* TASK DIRECTIONS *
Each line of the data that includes the string "Journal" is to be copied out.

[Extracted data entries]
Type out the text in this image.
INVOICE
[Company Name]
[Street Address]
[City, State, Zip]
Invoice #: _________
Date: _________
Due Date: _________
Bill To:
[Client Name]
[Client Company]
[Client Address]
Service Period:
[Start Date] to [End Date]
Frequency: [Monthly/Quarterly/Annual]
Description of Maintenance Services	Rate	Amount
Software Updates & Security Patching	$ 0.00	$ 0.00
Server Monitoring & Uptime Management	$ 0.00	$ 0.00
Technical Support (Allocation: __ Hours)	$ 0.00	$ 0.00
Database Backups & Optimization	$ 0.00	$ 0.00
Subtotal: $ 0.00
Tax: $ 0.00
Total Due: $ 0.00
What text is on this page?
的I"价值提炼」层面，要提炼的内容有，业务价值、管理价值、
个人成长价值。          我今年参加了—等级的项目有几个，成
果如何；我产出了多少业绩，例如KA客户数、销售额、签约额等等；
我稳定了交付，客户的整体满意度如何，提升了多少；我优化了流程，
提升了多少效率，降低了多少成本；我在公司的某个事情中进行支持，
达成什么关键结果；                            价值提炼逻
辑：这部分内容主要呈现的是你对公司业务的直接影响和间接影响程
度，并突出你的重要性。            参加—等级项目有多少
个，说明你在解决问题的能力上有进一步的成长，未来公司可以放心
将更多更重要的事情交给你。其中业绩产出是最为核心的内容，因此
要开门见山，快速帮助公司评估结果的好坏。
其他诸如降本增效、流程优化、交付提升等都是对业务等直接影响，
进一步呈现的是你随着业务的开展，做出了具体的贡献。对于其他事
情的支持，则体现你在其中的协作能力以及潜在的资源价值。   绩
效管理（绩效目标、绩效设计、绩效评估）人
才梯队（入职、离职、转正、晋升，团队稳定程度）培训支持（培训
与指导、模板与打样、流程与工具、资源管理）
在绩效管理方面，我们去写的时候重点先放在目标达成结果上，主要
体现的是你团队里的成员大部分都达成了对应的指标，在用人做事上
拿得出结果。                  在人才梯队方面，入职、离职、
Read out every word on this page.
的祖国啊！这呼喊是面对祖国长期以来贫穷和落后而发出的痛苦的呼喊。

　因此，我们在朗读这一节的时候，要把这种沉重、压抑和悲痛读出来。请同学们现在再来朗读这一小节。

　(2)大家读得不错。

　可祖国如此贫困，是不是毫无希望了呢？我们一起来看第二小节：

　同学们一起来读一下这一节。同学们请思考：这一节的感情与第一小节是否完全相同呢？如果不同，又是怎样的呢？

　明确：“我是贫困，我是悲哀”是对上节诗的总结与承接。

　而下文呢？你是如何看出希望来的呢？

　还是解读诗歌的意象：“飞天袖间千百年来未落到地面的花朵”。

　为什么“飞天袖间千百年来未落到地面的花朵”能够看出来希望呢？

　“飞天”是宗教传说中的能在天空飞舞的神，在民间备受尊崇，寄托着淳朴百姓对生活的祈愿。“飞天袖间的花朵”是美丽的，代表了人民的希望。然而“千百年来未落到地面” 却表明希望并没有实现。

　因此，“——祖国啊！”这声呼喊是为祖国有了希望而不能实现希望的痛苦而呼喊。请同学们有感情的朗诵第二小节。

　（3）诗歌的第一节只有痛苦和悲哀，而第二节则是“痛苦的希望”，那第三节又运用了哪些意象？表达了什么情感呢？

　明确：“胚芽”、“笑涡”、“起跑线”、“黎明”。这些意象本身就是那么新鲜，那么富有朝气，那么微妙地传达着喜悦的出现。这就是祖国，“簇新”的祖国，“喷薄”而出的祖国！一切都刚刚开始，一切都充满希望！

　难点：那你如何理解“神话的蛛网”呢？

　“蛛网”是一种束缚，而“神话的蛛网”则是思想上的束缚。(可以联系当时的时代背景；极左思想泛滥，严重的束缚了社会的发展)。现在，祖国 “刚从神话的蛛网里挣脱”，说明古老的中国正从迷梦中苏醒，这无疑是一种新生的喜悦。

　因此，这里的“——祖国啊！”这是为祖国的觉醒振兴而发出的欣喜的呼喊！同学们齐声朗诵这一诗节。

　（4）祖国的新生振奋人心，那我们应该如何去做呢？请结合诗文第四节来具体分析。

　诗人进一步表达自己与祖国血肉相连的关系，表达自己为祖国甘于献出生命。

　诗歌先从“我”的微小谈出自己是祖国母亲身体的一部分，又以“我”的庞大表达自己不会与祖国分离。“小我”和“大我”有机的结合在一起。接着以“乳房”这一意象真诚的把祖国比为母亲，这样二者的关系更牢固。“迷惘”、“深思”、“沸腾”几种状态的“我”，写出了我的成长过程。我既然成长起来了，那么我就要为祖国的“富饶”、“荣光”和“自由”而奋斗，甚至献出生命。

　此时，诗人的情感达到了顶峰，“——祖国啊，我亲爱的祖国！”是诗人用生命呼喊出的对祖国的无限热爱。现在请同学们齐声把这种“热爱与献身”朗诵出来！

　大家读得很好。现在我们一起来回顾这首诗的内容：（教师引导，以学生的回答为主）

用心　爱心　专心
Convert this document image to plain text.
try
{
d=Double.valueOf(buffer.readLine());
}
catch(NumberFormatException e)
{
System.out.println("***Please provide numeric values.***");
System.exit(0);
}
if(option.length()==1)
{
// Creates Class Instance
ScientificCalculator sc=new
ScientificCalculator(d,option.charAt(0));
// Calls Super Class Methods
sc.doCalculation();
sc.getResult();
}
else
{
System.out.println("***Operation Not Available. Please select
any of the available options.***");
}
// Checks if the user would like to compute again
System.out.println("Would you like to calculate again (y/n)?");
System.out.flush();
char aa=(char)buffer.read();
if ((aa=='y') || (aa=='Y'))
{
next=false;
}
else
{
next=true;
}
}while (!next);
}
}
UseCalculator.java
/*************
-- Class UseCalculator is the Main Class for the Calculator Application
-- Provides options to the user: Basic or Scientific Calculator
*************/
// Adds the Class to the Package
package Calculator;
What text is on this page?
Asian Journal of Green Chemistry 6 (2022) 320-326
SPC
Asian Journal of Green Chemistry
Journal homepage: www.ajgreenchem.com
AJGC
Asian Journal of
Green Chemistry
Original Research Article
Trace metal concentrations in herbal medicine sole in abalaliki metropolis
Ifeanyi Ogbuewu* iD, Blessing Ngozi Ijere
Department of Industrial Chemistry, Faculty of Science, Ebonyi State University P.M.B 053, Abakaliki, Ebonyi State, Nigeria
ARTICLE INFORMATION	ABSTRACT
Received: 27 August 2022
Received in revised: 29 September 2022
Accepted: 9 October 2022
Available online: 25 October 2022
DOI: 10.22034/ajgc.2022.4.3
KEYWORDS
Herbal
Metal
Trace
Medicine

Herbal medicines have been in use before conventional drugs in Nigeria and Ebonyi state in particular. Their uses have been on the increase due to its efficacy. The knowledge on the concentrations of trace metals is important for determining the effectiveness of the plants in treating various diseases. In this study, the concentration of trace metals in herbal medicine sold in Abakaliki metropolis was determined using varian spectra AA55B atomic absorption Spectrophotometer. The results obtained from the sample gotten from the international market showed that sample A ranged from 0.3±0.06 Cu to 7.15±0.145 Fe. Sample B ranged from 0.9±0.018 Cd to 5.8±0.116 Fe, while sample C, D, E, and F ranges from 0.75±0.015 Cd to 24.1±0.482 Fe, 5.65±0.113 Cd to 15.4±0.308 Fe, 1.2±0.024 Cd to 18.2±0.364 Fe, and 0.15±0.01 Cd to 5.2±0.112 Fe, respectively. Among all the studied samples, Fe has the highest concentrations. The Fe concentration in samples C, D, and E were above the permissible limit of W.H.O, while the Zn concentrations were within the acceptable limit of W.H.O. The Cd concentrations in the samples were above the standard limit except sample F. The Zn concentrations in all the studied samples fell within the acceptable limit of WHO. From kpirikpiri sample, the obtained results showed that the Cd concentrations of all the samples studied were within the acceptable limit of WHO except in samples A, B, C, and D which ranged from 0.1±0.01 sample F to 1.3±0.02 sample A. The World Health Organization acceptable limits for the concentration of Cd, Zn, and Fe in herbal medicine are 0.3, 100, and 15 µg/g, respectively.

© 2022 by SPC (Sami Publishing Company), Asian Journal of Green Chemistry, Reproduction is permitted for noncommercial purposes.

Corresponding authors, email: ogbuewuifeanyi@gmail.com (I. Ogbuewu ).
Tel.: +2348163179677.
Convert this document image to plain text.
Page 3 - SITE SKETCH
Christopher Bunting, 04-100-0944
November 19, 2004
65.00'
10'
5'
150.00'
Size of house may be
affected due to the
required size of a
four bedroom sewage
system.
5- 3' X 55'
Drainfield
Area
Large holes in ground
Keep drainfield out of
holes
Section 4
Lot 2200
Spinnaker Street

* EXPECTED OUTPUT *
Asian Journal of Green Chemistry 6 (2022) 320-326
Asian Journal of Green Chemistry
Journal homepage: www.ajgreenchem.com
Asian Journal of
© 2022 by SPC (Sami Publishing Company), Asian Journal of Green Chemistry, Reproduction is permitted for noncommercial purposes.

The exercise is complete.